- **EXERCISE BRIEF**
Do any lines in the data below contain "программу"? If so, copy every one of them.

Stored data entries
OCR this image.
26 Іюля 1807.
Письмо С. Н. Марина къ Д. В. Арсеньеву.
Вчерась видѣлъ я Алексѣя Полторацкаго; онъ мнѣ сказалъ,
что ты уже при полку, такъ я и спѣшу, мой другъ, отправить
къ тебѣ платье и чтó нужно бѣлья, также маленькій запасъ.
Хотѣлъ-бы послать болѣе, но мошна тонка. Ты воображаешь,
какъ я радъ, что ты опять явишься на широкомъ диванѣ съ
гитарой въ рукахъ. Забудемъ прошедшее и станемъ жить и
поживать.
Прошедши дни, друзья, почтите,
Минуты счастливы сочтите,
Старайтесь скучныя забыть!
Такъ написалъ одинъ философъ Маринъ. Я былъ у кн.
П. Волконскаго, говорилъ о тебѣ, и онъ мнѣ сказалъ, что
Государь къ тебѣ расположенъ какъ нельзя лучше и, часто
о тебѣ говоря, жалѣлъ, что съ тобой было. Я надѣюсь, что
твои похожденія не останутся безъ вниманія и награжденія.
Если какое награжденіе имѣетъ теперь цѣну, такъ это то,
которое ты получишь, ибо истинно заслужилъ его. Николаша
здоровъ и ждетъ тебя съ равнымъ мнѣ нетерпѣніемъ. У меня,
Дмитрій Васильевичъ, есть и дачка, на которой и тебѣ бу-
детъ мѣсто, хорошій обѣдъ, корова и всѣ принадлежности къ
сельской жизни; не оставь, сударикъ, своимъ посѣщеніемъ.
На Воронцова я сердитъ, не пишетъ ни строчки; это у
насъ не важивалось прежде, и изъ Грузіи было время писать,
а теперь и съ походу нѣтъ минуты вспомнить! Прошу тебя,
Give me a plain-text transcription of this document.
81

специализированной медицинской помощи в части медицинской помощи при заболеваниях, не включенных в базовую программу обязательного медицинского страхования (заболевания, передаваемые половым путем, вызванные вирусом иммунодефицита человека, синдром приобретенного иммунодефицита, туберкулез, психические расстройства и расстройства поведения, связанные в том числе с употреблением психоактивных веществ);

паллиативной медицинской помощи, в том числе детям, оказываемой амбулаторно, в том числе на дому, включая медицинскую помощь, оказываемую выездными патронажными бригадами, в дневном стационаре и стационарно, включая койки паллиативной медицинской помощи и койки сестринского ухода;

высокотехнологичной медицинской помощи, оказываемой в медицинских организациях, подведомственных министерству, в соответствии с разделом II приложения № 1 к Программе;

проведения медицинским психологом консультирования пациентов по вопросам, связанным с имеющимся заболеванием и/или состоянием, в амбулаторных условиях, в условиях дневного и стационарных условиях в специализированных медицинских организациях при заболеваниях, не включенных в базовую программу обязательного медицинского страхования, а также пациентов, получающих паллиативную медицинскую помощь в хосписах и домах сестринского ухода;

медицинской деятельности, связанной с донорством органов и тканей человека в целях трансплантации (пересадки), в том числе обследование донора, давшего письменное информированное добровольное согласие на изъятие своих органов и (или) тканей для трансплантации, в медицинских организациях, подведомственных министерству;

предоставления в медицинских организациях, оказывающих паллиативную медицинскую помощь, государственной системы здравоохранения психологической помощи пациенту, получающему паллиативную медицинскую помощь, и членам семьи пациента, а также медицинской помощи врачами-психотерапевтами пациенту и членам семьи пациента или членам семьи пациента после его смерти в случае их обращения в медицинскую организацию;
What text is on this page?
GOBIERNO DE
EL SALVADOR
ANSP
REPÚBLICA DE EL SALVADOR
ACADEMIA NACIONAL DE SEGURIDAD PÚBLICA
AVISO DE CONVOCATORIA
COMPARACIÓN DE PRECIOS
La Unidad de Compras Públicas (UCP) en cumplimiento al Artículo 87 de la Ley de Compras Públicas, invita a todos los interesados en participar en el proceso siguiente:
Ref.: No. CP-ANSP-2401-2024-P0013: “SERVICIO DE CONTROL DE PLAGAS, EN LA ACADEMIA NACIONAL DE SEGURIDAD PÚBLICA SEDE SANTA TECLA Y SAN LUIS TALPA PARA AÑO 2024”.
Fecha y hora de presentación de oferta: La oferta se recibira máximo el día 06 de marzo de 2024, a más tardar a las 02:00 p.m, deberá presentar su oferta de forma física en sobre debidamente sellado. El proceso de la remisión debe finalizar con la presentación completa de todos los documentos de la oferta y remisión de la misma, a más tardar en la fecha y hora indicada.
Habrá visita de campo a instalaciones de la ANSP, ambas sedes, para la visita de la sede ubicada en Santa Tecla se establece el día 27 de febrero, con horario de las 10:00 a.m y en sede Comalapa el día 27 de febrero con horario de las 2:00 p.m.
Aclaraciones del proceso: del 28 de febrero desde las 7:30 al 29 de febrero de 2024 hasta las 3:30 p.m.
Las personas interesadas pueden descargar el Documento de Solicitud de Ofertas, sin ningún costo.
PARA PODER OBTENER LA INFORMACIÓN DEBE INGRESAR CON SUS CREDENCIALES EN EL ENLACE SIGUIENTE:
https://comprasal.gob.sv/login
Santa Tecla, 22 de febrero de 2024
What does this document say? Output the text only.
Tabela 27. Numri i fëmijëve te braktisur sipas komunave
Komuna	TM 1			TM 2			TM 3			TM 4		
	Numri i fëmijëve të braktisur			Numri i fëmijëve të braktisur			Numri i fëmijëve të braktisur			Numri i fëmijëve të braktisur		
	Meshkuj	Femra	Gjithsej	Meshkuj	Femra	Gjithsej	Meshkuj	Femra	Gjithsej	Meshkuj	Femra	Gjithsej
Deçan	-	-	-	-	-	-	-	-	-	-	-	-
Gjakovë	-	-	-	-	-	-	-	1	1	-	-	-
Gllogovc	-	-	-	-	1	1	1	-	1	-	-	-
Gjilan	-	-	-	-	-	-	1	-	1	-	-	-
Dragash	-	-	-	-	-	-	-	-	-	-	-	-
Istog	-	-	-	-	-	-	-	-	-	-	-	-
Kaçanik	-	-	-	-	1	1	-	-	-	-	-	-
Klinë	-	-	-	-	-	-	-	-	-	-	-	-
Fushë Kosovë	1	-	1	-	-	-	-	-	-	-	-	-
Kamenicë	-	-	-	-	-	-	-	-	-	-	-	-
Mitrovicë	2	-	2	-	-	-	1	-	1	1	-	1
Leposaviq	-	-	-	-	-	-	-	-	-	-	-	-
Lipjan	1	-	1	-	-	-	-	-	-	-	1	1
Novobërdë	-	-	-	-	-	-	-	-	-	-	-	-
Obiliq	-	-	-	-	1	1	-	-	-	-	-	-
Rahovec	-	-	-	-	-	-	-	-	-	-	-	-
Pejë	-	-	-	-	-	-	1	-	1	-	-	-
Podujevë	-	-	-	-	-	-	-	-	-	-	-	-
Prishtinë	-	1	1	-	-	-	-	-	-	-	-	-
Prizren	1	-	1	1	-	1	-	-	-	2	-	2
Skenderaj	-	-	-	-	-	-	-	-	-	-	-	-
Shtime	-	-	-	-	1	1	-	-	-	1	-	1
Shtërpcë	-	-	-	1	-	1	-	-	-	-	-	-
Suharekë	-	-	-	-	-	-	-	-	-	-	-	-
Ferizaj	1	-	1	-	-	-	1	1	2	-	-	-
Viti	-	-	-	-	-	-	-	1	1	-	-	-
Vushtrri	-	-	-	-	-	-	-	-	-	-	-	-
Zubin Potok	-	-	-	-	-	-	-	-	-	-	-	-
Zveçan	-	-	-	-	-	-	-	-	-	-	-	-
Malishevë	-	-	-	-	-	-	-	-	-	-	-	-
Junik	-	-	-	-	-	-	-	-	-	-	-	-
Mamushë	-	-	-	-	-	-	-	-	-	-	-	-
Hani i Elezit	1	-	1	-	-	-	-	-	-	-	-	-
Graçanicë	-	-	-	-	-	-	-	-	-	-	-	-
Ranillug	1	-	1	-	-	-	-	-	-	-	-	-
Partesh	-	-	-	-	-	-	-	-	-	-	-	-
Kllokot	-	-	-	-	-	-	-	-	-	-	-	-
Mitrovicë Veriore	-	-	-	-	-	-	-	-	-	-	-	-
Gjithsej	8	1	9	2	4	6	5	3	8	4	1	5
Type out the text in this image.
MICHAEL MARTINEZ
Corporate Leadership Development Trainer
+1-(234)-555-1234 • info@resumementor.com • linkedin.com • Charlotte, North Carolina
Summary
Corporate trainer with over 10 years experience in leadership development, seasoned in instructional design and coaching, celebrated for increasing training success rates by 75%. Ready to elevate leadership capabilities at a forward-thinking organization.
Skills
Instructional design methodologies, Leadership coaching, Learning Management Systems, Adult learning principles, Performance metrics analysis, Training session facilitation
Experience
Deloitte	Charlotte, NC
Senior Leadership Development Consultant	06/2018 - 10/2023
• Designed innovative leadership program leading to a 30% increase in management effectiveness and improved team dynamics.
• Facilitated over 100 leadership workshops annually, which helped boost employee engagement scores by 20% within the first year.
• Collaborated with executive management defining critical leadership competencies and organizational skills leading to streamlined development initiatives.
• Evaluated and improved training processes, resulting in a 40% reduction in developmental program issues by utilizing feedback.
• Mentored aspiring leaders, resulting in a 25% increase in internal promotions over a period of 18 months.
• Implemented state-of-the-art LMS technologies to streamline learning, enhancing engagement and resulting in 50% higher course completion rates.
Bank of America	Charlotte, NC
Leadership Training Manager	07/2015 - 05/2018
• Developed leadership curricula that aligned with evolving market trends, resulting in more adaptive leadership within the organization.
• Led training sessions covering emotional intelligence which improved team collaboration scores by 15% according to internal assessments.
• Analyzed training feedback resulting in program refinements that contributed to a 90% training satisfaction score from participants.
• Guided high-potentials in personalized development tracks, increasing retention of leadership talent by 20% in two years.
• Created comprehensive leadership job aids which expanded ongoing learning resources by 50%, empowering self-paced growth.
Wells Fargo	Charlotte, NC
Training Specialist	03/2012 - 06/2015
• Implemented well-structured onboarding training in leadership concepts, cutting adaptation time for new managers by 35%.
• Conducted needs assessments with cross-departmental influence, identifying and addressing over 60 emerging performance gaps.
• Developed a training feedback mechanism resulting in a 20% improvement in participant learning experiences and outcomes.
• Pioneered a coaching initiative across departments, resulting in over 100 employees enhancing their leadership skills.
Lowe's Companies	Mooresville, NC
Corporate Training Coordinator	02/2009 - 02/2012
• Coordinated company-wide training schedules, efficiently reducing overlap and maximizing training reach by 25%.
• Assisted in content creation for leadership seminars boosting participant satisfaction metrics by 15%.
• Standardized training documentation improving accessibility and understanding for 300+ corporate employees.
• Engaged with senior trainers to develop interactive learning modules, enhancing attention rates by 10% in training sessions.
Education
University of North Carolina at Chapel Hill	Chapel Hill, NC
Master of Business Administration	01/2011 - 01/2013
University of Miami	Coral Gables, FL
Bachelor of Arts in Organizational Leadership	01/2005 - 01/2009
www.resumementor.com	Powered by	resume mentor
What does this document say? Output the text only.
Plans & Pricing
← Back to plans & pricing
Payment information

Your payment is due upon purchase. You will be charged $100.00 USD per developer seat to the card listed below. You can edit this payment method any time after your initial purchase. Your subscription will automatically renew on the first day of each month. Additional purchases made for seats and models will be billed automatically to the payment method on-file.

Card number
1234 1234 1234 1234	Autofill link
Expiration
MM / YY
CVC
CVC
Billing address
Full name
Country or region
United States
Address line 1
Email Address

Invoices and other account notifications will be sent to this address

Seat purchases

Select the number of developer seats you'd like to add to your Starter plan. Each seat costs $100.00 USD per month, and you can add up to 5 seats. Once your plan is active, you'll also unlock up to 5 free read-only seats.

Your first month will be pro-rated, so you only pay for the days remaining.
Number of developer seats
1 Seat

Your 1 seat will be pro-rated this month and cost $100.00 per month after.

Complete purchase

- **EXPECTED OUTPUT**
специализированной медицинской помощи в части медицинской помощи при заболеваниях, не включенных в базовую программу обязательного медицинского страхования (заболевания, передаваемые половым путем, вызванные вирусом иммунодефицита человека, синдром приобретенного иммунодефицита, туберкулез, психические расстройства и расстройства поведения, связанные в том числе с употреблением психоактивных веществ);
проведения медицинским психологом консультирования пациентов по вопросам, связанным с имеющимся заболеванием и/или состоянием, в амбулаторных условиях, в условиях дневного и стационарных условиях в специализированных медицинских организациях при заболеваниях, не включенных в базовую программу обязательного медицинского страхования, а также пациентов, получающих паллиативную медицинскую помощь в хосписах и домах сестринского ухода;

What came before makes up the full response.